# Exercise:
Transcribe the data in full and exactly, omitting any pictures.

# Saved data entries:
------
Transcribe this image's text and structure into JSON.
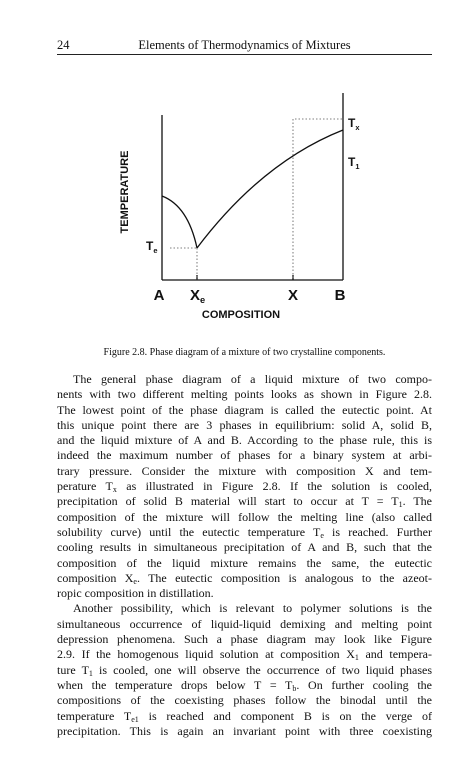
{
  "header": {
    "page_number": "24",
    "title": "Elements of Thermodynamics of Mixtures"
  },
  "figure": {
    "y_axis_label": "TEMPERATURE",
    "x_axis_label": "COMPOSITION",
    "x_labels": [
      [
        "A"
      ],
      [
        "X",
        {
          "sub": "e"
        }
      ],
      [
        "X"
      ],
      [
        "B"
      ]
    ],
    "temperature_labels": [
      [
        "T",
        {
          "sub": "e"
        }
      ],
      [
        "T",
        {
          "sub": "x"
        }
      ],
      [
        "T",
        {
          "sub": "1"
        }
      ]
    ],
    "caption": "Figure 2.8. Phase diagram of a mixture of two crystalline components."
  },
  "body": {
    "paragraphs": [
      [
        [
          "The general phase diagram of a liquid mixture of two compo-"
        ],
        [
          "nents with two different melting points looks as shown in Figure 2.8."
        ],
        [
          "The lowest point of the phase diagram is called the eutectic point. At"
        ],
        [
          "this unique point there are 3 phases in equilibrium: solid A, solid B,"
        ],
        [
          "and the liquid mixture of A and B. According to the phase rule, this is"
        ],
        [
          "indeed the maximum number of phases for a binary system at arbi-"
        ],
        [
          "trary pressure. Consider the mixture with composition X and tem-"
        ],
        [
          "perature T",
          {
            "sub": "x"
          },
          " as illustrated in Figure 2.8. If the solution is cooled,"
        ],
        [
          "precipitation of solid B material will start to occur at T = T",
          {
            "sub": "1"
          },
          ". The"
        ],
        [
          "composition of the mixture will follow the melting line (also called"
        ],
        [
          "solubility curve) until the eutectic temperature T",
          {
            "sub": "e"
          },
          " is reached. Further"
        ],
        [
          "cooling results in simultaneous precipitation of A and B, such that the"
        ],
        [
          "composition of the liquid mixture remains the same, the eutectic"
        ],
        [
          "composition X",
          {
            "sub": "e"
          },
          ". The eutectic composition is analogous to the azeot-"
        ],
        [
          "ropic composition in distillation."
        ]
      ],
      [
        [
          "Another possibility, which is relevant to polymer solutions is the"
        ],
        [
          "simultaneous occurrence of liquid-liquid demixing and melting point"
        ],
        [
          "depression phenomena. Such a phase diagram may look like Figure"
        ],
        [
          "2.9. If the homogenous liquid solution at composition X",
          {
            "sub": "1"
          },
          " and tempera-"
        ],
        [
          "ture T",
          {
            "sub": "1"
          },
          " is cooled, one will observe the occurrence of two liquid phases"
        ],
        [
          "when the temperature drops below T = T",
          {
            "sub": "b"
          },
          ". On further cooling the"
        ],
        [
          "compositions of the coexisting phases follow the binodal until the"
        ],
        [
          "temperature T",
          {
            "sub": "e1"
          },
          " is reached and component B is on the verge of"
        ],
        [
          "precipitation. This is again an invariant point with three coexisting"
        ]
      ]
    ]
  }
}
------
# Reply:
Transcribe this image's text and structure into JSON.
{
  "header": {
    "page_number": "24",
    "title": "Elements of Thermodynamics of Mixtures"
  },
  "figure": {
    "y_axis_label": "TEMPERATURE",
    "x_axis_label": "COMPOSITION",
    "x_labels": [
      [
        "A"
      ],
      [
        "X",
        {
          "sub": "e"
        }
      ],
      [
        "X"
      ],
      [
        "B"
      ]
    ],
    "temperature_labels": [
      [
        "T",
        {
          "sub": "e"
        }
      ],
      [
        "T",
        {
          "sub": "x"
        }
      ],
      [
        "T",
        {
          "sub": "1"
        }
      ]
    ],
    "caption": "Figure 2.8. Phase diagram of a mixture of two crystalline components."
  },
  "body": {
    "paragraphs": [
      [
        [
          "The general phase diagram of a liquid mixture of two compo-"
        ],
        [
          "nents with two different melting points looks as shown in Figure 2.8."
        ],
        [
          "The lowest point of the phase diagram is called the eutectic point. At"
        ],
        [
          "this unique point there are 3 phases in equilibrium: solid A, solid B,"
        ],
        [
          "and the liquid mixture of A and B. According to the phase rule, this is"
        ],
        [
          "indeed the maximum number of phases for a binary system at arbi-"
        ],
        [
          "trary pressure. Consider the mixture with composition X and tem-"
        ],
        [
          "perature T",
          {
            "sub": "x"
          },
          " as illustrated in Figure 2.8. If the solution is cooled,"
        ],
        [
          "precipitation of solid B material will start to occur at T = T",
          {
            "sub": "1"
          },
          ". The"
        ],
        [
          "composition of the mixture will follow the melting line (also called"
        ],
        [
          "solubility curve) until the eutectic temperature T",
          {
            "sub": "e"
          },
          " is reached. Further"
        ],
        [
          "cooling results in simultaneous precipitation of A and B, such that the"
        ],
        [
          "composition of the liquid mixture remains the same, the eutectic"
        ],
        [
          "composition X",
          {
            "sub": "e"
          },
          ". The eutectic composition is analogous to the azeot-"
        ],
        [
          "ropic composition in distillation."
        ]
      ],
      [
        [
          "Another possibility, which is relevant to polymer solutions is the"
        ],
        [
          "simultaneous occurrence of liquid-liquid demixing and melting point"
        ],
        [
          "depression phenomena. Such a phase diagram may look like Figure"
        ],
        [
          "2.9. If the homogenous liquid solution at composition X",
          {
            "sub": "1"
          },
          " and tempera-"
        ],
        [
          "ture T",
          {
            "sub": "1"
          },
          " is cooled, one will observe the occurrence of two liquid phases"
        ],
        [
          "when the temperature drops below T = T",
          {
            "sub": "b"
          },
          ". On further cooling the"
        ],
        [
          "compositions of the coexisting phases follow the binodal until the"
        ],
        [
          "temperature T",
          {
            "sub": "e1"
          },
          " is reached and component B is on the verge of"
        ],
        [
          "precipitation. This is again an invariant point with three coexisting"
        ]
      ]
    ]
  }
}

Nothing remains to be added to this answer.